• _PROBLEM DESCRIPTION_: Reproduce every record below exactly as written, leaving out any pictures.

• _RECORDS FOR THE TASK_:

— Start —

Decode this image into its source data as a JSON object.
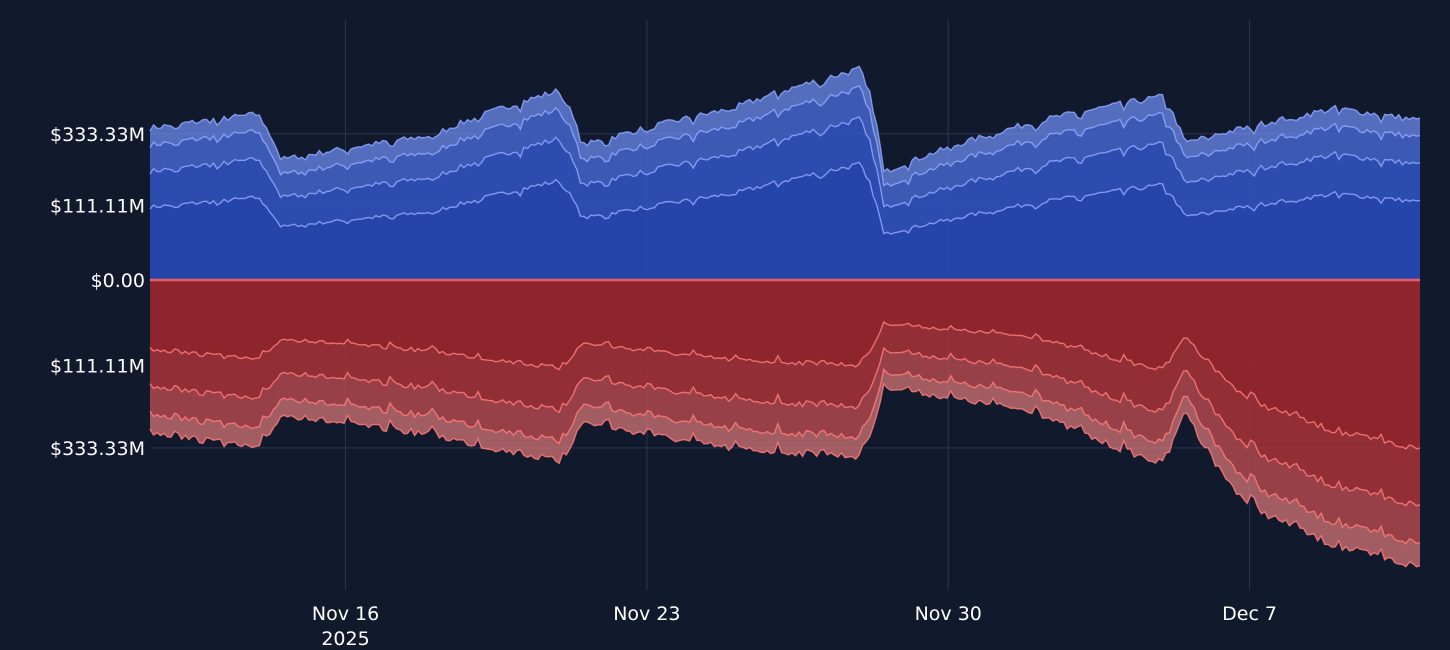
{
  "chart_data": {
    "type": "area",
    "x_axis": {
      "tick_labels": [
        "Nov 16",
        "Nov 23",
        "Nov 30",
        "Dec 7"
      ],
      "tick_dates": [
        "2025-11-16",
        "2025-11-23",
        "2025-11-30",
        "2025-12-07"
      ],
      "sub_label": "2025",
      "range": [
        "2025-11-11T11:00",
        "2025-12-10T23:00"
      ]
    },
    "y_axis": {
      "scale": "symlog",
      "tick_values": [
        333.33,
        111.11,
        0,
        -111.11,
        -333.33
      ],
      "tick_labels": [
        "$333.33M",
        "$111.11M",
        "$0.00",
        "$111.11M",
        "$333.33M"
      ],
      "range": [
        -1400,
        1400
      ],
      "grid": true
    },
    "positive_total_anchors": {
      "unit": "$M",
      "dates": [
        "2025-11-11",
        "2025-11-14",
        "2025-11-14.5",
        "2025-11-18",
        "2025-11-21",
        "2025-11-21.5",
        "2025-11-25",
        "2025-11-28",
        "2025-11-28.5",
        "2025-12-02",
        "2025-12-05",
        "2025-12-05.5",
        "2025-12-09",
        "2025-12-10.9"
      ],
      "values": [
        340,
        420,
        230,
        320,
        560,
        280,
        450,
        720,
        190,
        380,
        520,
        290,
        450,
        390
      ]
    },
    "negative_total_anchors": {
      "unit": "$M",
      "dates": [
        "2025-11-11",
        "2025-11-14",
        "2025-11-14.5",
        "2025-11-18",
        "2025-11-21",
        "2025-11-21.5",
        "2025-11-25",
        "2025-11-28",
        "2025-11-28.5",
        "2025-12-02",
        "2025-12-05",
        "2025-12-05.5",
        "2025-12-07",
        "2025-12-09",
        "2025-12-10.9"
      ],
      "values": [
        -260,
        -330,
        -220,
        -280,
        -380,
        -240,
        -330,
        -360,
        -150,
        -210,
        -390,
        -200,
        -600,
        -900,
        -1100
      ]
    },
    "series_fractions": [
      0.3,
      0.55,
      0.8,
      1.0
    ],
    "colors": {
      "positive_fill": "#6f8ff5",
      "positive_line": "#8fa6ff",
      "positive_deep": "#1d3ea8",
      "negative_fill": "#e07a7a",
      "negative_line": "#ff7a7a",
      "negative_deep": "#8b1a22",
      "zero_line": "#e95c6a",
      "grid": "#2a3552",
      "background": "#111a2d"
    }
  }
}
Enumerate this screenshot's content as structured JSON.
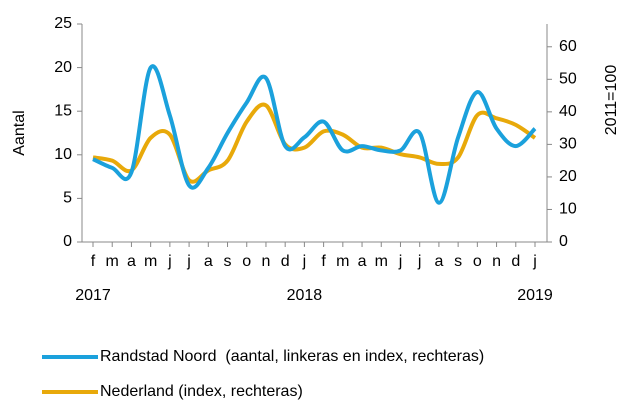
{
  "chart_data": {
    "type": "line",
    "categories": [
      "f",
      "m",
      "a",
      "m",
      "j",
      "j",
      "a",
      "s",
      "o",
      "n",
      "d",
      "j",
      "f",
      "m",
      "a",
      "m",
      "j",
      "j",
      "a",
      "s",
      "o",
      "n",
      "d",
      "j"
    ],
    "years": [
      "2017",
      null,
      null,
      null,
      null,
      null,
      null,
      null,
      null,
      null,
      null,
      "2018",
      null,
      null,
      null,
      null,
      null,
      null,
      null,
      null,
      null,
      null,
      null,
      "2019"
    ],
    "ylabel": "Aantal",
    "y2label": "2011=100",
    "ylim": [
      0,
      25
    ],
    "yticks": [
      0,
      5,
      10,
      15,
      20,
      25
    ],
    "y2lim": [
      0,
      67
    ],
    "y2ticks": [
      0,
      10,
      20,
      30,
      40,
      50,
      60
    ],
    "series": [
      {
        "name": "Randstad Noord  (aantal, linkeras en index, rechteras)",
        "color": "#1ba1dc",
        "axis": "y",
        "values": [
          9.5,
          8.5,
          8,
          20,
          14.5,
          6.5,
          8.5,
          12.5,
          16,
          18.8,
          11,
          12,
          13.8,
          10.5,
          11,
          10.5,
          10.5,
          12.5,
          4.5,
          12,
          17.2,
          13,
          11,
          13
        ]
      },
      {
        "name": "Nederland (index, rechteras)",
        "color": "#e8a90a",
        "axis": "y2",
        "values": [
          26,
          25,
          22,
          32,
          33,
          19,
          22,
          25,
          37,
          42,
          30,
          29,
          34,
          33,
          29,
          29,
          27,
          26,
          24,
          26,
          39,
          38,
          36,
          32
        ]
      }
    ]
  }
}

— End —

• _EXERCISE ANSWER_:
Decode this image into its source data as a JSON object.
{
  "chart_data": {
    "type": "area",
    "x_axis": {
      "tick_labels": [
        "Nov 16",
        "Nov 23",
        "Nov 30",
        "Dec 7"
      ],
      "tick_dates": [
        "2025-11-16",
        "2025-11-23",
        "2025-11-30",
        "2025-12-07"
      ],
      "sub_label": "2025",
      "range": [
        "2025-11-11T11:00",
        "2025-12-10T23:00"
      ]
    },
    "y_axis": {
      "scale": "symlog",
      "tick_values": [
        333.33,
        111.11,
        0,
        -111.11,
        -333.33
      ],
      "tick_labels": [
        "$333.33M",
        "$111.11M",
        "$0.00",
        "$111.11M",
        "$333.33M"
      ],
      "range": [
        -1400,
        1400
      ],
      "grid": true
    },
    "positive_total_anchors": {
      "unit": "$M",
      "dates": [
        "2025-11-11",
        "2025-11-14",
        "2025-11-14.5",
        "2025-11-18",
        "2025-11-21",
        "2025-11-21.5",
        "2025-11-25",
        "2025-11-28",
        "2025-11-28.5",
        "2025-12-02",
        "2025-12-05",
        "2025-12-05.5",
        "2025-12-09",
        "2025-12-10.9"
      ],
      "values": [
        340,
        420,
        230,
        320,
        560,
        280,
        450,
        720,
        190,
        380,
        520,
        290,
        450,
        390
      ]
    },
    "negative_total_anchors": {
      "unit": "$M",
      "dates": [
        "2025-11-11",
        "2025-11-14",
        "2025-11-14.5",
        "2025-11-18",
        "2025-11-21",
        "2025-11-21.5",
        "2025-11-25",
        "2025-11-28",
        "2025-11-28.5",
        "2025-12-02",
        "2025-12-05",
        "2025-12-05.5",
        "2025-12-07",
        "2025-12-09",
        "2025-12-10.9"
      ],
      "values": [
        -260,
        -330,
        -220,
        -280,
        -380,
        -240,
        -330,
        -360,
        -150,
        -210,
        -390,
        -200,
        -600,
        -900,
        -1100
      ]
    },
    "series_fractions": [
      0.3,
      0.55,
      0.8,
      1.0
    ],
    "colors": {
      "positive_fill": "#6f8ff5",
      "positive_line": "#8fa6ff",
      "positive_deep": "#1d3ea8",
      "negative_fill": "#e07a7a",
      "negative_line": "#ff7a7a",
      "negative_deep": "#8b1a22",
      "zero_line": "#e95c6a",
      "grid": "#2a3552",
      "background": "#111a2d"
    }
  }
}
Enumerate this screenshot's content as structured JSON.
{
  "chart_data": {
    "type": "line",
    "categories": [
      "f",
      "m",
      "a",
      "m",
      "j",
      "j",
      "a",
      "s",
      "o",
      "n",
      "d",
      "j",
      "f",
      "m",
      "a",
      "m",
      "j",
      "j",
      "a",
      "s",
      "o",
      "n",
      "d",
      "j"
    ],
    "years": [
      "2017",
      null,
      null,
      null,
      null,
      null,
      null,
      null,
      null,
      null,
      null,
      "2018",
      null,
      null,
      null,
      null,
      null,
      null,
      null,
      null,
      null,
      null,
      null,
      "2019"
    ],
    "ylabel": "Aantal",
    "y2label": "2011=100",
    "ylim": [
      0,
      25
    ],
    "yticks": [
      0,
      5,
      10,
      15,
      20,
      25
    ],
    "y2lim": [
      0,
      67
    ],
    "y2ticks": [
      0,
      10,
      20,
      30,
      40,
      50,
      60
    ],
    "series": [
      {
        "name": "Randstad Noord  (aantal, linkeras en index, rechteras)",
        "color": "#1ba1dc",
        "axis": "y",
        "values": [
          9.5,
          8.5,
          8,
          20,
          14.5,
          6.5,
          8.5,
          12.5,
          16,
          18.8,
          11,
          12,
          13.8,
          10.5,
          11,
          10.5,
          10.5,
          12.5,
          4.5,
          12,
          17.2,
          13,
          11,
          13
        ]
      },
      {
        "name": "Nederland (index, rechteras)",
        "color": "#e8a90a",
        "axis": "y2",
        "values": [
          26,
          25,
          22,
          32,
          33,
          19,
          22,
          25,
          37,
          42,
          30,
          29,
          34,
          33,
          29,
          29,
          27,
          26,
          24,
          26,
          39,
          38,
          36,
          32
        ]
      }
    ]
  }
}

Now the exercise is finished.